— Request —
Omit every image, and transcribe the remaining entries exactly as given.

(Rows from a figure dataset)
--------------------------------
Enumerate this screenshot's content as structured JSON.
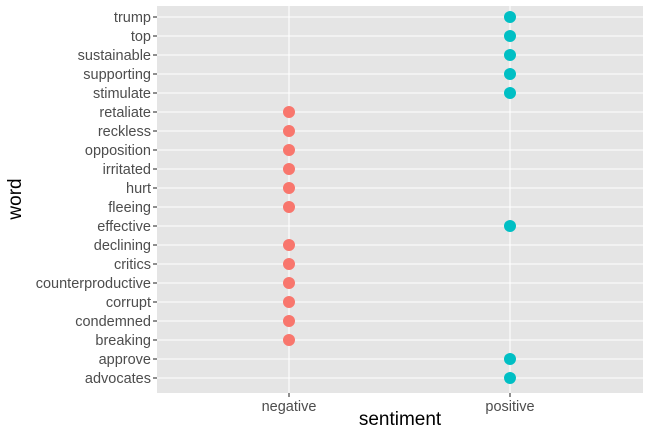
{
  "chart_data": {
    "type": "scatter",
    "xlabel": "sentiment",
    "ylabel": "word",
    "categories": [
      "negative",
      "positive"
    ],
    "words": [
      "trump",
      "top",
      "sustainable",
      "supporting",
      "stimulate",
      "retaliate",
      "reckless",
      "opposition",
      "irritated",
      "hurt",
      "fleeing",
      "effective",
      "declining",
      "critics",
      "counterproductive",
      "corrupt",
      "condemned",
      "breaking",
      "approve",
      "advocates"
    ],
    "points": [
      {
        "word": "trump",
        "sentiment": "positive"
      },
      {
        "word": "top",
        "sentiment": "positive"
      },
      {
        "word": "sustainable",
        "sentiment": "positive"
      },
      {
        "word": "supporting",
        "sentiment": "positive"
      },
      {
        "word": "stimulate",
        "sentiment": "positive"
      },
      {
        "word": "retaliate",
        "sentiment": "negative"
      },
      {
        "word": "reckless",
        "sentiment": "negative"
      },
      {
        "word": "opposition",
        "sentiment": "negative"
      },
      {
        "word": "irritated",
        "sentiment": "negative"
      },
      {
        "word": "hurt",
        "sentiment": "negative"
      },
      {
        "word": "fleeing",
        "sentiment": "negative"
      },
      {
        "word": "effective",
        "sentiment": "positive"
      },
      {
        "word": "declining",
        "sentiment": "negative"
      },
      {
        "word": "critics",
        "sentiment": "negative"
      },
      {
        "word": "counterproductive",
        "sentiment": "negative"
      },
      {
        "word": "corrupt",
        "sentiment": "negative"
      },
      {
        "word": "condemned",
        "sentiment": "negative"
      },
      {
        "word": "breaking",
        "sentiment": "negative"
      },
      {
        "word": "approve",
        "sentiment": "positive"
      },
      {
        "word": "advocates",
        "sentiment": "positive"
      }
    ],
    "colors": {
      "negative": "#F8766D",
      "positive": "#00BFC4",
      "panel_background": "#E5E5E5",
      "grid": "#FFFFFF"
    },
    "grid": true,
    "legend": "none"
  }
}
--------------------------------
— Final result —
Enumerate this screenshot's content as structured JSON.
{
  "chart_data": {
    "type": "scatter",
    "xlabel": "sentiment",
    "ylabel": "word",
    "categories": [
      "negative",
      "positive"
    ],
    "words": [
      "trump",
      "top",
      "sustainable",
      "supporting",
      "stimulate",
      "retaliate",
      "reckless",
      "opposition",
      "irritated",
      "hurt",
      "fleeing",
      "effective",
      "declining",
      "critics",
      "counterproductive",
      "corrupt",
      "condemned",
      "breaking",
      "approve",
      "advocates"
    ],
    "points": [
      {
        "word": "trump",
        "sentiment": "positive"
      },
      {
        "word": "top",
        "sentiment": "positive"
      },
      {
        "word": "sustainable",
        "sentiment": "positive"
      },
      {
        "word": "supporting",
        "sentiment": "positive"
      },
      {
        "word": "stimulate",
        "sentiment": "positive"
      },
      {
        "word": "retaliate",
        "sentiment": "negative"
      },
      {
        "word": "reckless",
        "sentiment": "negative"
      },
      {
        "word": "opposition",
        "sentiment": "negative"
      },
      {
        "word": "irritated",
        "sentiment": "negative"
      },
      {
        "word": "hurt",
        "sentiment": "negative"
      },
      {
        "word": "fleeing",
        "sentiment": "negative"
      },
      {
        "word": "effective",
        "sentiment": "positive"
      },
      {
        "word": "declining",
        "sentiment": "negative"
      },
      {
        "word": "critics",
        "sentiment": "negative"
      },
      {
        "word": "counterproductive",
        "sentiment": "negative"
      },
      {
        "word": "corrupt",
        "sentiment": "negative"
      },
      {
        "word": "condemned",
        "sentiment": "negative"
      },
      {
        "word": "breaking",
        "sentiment": "negative"
      },
      {
        "word": "approve",
        "sentiment": "positive"
      },
      {
        "word": "advocates",
        "sentiment": "positive"
      }
    ],
    "colors": {
      "negative": "#F8766D",
      "positive": "#00BFC4",
      "panel_background": "#E5E5E5",
      "grid": "#FFFFFF"
    },
    "grid": true,
    "legend": "none"
  }
}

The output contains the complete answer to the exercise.